»»

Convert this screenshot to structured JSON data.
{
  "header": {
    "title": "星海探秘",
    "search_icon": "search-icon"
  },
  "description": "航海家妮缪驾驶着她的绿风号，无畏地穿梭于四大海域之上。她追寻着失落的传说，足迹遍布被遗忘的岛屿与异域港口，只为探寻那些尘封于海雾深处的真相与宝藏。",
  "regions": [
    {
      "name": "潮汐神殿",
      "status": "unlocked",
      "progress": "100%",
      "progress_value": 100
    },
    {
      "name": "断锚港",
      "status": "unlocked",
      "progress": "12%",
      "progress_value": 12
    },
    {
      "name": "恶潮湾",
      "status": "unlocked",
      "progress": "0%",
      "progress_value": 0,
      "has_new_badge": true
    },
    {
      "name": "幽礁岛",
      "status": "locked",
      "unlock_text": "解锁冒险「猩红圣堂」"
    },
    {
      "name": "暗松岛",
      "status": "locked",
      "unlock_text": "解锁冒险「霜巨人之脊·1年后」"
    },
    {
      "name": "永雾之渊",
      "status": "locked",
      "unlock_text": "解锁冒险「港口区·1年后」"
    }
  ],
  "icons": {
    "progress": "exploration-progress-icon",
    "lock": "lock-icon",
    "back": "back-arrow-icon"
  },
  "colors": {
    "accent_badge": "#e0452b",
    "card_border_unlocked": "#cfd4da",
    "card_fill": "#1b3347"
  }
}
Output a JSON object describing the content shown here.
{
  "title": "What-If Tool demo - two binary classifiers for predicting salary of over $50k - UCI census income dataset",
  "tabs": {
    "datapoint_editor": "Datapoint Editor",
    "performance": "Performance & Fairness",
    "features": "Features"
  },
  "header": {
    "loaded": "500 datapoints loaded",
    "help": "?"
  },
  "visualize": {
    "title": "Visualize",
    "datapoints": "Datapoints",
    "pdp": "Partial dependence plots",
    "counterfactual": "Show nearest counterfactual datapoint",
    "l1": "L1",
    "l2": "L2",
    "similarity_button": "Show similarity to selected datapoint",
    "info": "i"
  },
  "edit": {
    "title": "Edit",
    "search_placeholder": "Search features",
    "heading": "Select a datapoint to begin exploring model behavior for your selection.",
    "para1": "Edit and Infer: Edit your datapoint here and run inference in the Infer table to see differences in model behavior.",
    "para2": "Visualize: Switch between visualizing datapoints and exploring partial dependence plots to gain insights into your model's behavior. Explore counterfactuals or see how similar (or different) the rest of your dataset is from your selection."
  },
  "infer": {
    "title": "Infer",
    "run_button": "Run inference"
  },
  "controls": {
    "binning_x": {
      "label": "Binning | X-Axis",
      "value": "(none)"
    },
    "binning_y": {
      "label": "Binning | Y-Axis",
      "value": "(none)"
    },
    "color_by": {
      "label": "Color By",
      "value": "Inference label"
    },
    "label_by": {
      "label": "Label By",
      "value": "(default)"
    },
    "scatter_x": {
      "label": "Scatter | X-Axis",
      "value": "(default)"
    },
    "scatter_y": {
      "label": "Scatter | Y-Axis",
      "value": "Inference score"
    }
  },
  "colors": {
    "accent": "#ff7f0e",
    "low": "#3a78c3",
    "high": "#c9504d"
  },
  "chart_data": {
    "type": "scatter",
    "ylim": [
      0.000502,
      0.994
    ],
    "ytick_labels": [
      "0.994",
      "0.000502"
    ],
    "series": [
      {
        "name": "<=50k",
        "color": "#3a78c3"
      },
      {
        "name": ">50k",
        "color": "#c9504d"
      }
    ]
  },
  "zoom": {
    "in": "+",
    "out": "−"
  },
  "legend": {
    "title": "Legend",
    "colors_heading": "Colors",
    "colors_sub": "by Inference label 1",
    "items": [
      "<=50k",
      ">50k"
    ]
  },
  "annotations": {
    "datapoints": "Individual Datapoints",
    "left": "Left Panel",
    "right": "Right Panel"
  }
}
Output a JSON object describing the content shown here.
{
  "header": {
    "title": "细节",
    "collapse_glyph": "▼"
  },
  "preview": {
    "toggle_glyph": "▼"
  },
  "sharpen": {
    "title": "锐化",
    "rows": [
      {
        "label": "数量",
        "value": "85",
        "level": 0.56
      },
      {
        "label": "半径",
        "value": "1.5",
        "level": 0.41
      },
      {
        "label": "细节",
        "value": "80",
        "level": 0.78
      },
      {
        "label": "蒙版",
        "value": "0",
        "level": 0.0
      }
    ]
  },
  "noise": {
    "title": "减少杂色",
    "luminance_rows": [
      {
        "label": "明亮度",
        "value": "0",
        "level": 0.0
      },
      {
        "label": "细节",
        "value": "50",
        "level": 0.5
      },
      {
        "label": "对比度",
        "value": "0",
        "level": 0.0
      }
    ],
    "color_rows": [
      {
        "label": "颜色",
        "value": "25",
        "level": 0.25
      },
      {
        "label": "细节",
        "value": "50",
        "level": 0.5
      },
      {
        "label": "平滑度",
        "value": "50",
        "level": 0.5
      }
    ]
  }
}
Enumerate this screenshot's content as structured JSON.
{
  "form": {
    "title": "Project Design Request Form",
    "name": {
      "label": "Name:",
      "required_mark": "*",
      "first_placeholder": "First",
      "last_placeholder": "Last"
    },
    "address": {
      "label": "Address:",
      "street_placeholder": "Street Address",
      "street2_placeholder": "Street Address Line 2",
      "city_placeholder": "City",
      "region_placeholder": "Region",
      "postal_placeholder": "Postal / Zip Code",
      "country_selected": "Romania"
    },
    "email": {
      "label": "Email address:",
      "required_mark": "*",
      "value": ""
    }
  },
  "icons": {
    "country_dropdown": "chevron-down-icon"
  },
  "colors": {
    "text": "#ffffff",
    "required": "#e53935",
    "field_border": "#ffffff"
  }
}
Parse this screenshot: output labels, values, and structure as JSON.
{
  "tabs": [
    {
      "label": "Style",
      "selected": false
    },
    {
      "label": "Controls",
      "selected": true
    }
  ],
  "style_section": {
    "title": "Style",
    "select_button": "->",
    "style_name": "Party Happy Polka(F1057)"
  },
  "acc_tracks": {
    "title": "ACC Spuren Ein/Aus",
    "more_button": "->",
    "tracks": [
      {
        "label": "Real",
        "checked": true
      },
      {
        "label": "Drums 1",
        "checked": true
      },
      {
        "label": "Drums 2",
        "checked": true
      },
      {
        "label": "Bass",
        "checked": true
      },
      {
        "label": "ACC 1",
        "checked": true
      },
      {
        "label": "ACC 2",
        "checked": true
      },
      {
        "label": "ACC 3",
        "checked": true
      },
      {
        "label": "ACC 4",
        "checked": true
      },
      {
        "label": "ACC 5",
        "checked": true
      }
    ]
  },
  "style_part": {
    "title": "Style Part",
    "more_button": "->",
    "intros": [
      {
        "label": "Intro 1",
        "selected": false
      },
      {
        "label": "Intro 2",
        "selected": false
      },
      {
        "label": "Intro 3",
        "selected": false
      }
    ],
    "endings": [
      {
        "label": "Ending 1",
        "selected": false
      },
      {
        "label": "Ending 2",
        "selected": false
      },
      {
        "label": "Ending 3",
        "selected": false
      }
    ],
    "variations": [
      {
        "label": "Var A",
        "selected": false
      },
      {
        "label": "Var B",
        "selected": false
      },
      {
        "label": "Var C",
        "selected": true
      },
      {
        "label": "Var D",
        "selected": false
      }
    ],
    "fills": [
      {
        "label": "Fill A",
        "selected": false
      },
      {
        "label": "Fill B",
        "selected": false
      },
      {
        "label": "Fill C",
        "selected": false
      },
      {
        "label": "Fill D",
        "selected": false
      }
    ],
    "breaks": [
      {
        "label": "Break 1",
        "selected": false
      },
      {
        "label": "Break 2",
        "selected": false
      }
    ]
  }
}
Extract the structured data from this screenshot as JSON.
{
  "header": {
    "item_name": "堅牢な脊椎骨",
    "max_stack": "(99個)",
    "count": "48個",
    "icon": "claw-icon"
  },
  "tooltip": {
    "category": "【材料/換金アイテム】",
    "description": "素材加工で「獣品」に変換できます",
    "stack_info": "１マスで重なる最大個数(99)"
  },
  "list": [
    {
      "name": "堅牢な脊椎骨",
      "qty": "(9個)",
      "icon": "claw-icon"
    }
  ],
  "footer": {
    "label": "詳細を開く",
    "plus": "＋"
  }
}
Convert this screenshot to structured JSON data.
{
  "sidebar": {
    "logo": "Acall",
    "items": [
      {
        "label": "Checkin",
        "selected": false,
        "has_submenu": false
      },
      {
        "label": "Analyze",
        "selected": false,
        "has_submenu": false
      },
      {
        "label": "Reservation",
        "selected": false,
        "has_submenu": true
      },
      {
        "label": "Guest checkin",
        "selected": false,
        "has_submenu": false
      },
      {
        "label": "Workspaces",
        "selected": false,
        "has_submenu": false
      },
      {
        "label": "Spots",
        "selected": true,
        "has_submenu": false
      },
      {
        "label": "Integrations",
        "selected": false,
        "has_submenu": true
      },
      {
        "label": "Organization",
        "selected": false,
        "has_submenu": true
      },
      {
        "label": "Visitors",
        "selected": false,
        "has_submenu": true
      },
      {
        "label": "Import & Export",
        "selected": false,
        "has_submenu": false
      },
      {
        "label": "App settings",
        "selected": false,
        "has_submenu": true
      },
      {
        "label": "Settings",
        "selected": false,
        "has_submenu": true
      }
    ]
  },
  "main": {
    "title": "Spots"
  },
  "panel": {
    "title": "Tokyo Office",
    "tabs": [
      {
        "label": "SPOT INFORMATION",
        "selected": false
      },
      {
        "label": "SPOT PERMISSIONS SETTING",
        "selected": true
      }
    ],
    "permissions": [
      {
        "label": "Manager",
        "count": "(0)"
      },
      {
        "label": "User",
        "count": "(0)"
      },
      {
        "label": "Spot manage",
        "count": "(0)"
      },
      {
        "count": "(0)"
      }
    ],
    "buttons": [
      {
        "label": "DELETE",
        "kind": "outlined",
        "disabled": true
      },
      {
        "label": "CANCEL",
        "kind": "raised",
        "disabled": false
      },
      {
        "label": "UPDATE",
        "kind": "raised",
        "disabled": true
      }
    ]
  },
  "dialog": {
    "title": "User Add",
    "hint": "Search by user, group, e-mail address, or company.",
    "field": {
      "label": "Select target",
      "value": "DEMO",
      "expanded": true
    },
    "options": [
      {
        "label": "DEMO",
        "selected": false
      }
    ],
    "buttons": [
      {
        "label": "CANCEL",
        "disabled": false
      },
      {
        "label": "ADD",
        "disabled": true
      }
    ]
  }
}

««

> **Problem to work on**:
Report only how many lines in the entries contain "description".

> **Final result**:
2